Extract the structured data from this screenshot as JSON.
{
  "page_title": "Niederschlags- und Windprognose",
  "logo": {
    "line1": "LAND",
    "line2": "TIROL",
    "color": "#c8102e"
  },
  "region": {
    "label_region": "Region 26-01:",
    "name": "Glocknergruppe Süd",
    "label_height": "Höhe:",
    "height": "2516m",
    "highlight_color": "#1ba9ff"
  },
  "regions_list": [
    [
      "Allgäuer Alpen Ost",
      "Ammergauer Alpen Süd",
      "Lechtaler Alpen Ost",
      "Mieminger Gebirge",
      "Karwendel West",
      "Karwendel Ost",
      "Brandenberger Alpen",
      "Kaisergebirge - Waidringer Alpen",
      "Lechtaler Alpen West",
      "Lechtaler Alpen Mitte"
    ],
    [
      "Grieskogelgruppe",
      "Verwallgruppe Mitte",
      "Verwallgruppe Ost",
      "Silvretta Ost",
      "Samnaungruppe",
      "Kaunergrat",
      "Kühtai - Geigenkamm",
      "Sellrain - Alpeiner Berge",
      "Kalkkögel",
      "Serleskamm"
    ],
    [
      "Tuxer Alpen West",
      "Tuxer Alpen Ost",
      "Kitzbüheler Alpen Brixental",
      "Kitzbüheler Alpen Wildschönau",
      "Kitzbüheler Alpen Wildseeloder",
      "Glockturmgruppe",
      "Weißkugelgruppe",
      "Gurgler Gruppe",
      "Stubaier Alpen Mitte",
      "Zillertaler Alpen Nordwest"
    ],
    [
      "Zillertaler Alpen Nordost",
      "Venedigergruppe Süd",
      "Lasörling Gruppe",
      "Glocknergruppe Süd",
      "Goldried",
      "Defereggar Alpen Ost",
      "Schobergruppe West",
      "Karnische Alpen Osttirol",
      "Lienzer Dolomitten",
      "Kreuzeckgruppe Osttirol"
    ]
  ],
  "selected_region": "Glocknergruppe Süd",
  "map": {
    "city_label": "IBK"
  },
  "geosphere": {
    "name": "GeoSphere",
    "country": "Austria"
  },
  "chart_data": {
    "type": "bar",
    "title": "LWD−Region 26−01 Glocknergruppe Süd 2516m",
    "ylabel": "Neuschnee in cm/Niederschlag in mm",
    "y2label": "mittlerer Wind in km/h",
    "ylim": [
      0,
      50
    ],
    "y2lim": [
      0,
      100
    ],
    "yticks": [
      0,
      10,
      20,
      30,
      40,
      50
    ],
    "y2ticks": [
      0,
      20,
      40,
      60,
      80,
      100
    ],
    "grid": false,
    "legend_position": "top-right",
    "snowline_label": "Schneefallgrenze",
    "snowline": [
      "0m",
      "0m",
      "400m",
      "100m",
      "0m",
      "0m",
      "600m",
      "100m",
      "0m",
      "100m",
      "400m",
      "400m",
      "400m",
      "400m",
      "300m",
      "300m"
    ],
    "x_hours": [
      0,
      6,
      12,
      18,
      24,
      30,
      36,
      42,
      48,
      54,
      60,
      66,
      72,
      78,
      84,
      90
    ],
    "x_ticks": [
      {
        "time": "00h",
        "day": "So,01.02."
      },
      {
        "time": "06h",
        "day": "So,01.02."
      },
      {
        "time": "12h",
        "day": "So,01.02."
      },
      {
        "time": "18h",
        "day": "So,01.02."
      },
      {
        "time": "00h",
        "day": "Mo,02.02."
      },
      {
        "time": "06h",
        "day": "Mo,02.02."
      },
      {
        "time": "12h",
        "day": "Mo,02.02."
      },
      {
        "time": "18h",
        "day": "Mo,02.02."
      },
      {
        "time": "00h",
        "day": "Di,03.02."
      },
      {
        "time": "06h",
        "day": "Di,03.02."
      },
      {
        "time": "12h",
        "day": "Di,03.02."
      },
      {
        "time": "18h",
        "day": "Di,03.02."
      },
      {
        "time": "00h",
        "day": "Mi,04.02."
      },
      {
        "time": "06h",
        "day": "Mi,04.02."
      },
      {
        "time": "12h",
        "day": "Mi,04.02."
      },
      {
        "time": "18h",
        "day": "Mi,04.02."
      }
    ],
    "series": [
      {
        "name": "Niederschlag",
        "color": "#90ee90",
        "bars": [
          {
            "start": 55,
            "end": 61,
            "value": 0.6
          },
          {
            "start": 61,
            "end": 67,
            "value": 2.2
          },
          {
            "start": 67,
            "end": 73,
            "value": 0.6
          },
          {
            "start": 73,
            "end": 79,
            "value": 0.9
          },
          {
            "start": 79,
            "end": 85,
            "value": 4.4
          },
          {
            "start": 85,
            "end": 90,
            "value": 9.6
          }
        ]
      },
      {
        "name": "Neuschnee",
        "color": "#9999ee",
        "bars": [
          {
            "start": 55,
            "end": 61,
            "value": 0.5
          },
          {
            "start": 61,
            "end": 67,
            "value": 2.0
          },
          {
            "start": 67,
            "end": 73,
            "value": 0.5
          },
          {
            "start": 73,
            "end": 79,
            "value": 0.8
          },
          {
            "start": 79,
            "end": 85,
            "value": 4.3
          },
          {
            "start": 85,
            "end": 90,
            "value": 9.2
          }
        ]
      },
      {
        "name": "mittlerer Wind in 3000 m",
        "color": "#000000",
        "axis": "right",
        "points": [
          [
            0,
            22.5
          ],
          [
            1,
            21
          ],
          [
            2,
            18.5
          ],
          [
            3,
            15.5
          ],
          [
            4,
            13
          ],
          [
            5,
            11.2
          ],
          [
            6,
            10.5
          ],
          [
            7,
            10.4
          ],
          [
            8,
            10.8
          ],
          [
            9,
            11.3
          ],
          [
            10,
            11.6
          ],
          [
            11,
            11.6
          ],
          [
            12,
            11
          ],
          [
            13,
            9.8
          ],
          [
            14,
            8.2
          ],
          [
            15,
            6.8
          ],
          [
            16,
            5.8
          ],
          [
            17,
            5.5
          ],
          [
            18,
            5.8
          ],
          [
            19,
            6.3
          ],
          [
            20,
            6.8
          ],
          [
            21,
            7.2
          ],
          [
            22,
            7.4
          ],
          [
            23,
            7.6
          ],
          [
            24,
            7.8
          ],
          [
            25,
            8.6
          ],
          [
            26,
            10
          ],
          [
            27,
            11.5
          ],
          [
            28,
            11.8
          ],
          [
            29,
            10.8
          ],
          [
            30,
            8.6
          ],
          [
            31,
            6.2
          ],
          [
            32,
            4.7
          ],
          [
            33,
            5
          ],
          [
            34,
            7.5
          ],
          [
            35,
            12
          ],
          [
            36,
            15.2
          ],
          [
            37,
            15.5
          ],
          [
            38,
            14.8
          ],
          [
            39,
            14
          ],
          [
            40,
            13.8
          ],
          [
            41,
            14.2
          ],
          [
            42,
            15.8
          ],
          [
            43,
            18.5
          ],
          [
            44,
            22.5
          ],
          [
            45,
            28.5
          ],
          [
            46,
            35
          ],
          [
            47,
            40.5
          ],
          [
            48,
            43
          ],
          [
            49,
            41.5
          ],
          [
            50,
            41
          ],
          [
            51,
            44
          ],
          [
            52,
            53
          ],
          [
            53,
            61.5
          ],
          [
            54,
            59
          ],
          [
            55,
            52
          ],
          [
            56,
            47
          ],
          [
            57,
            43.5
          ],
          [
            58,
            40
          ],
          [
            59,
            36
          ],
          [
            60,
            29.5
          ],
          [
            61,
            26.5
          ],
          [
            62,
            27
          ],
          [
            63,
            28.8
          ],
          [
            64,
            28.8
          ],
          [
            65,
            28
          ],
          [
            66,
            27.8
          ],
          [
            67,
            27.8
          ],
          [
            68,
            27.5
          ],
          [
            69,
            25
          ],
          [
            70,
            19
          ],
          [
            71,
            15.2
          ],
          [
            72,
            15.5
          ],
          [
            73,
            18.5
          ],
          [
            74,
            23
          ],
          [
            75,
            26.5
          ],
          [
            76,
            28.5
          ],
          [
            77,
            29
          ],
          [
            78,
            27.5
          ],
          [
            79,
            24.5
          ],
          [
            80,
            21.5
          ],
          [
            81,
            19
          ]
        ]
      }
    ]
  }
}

- [AIM OF THE EXERCISE]
Your answer should be a single number: the count of lines that contain "mittlerer".

- [FINAL RESULT]
2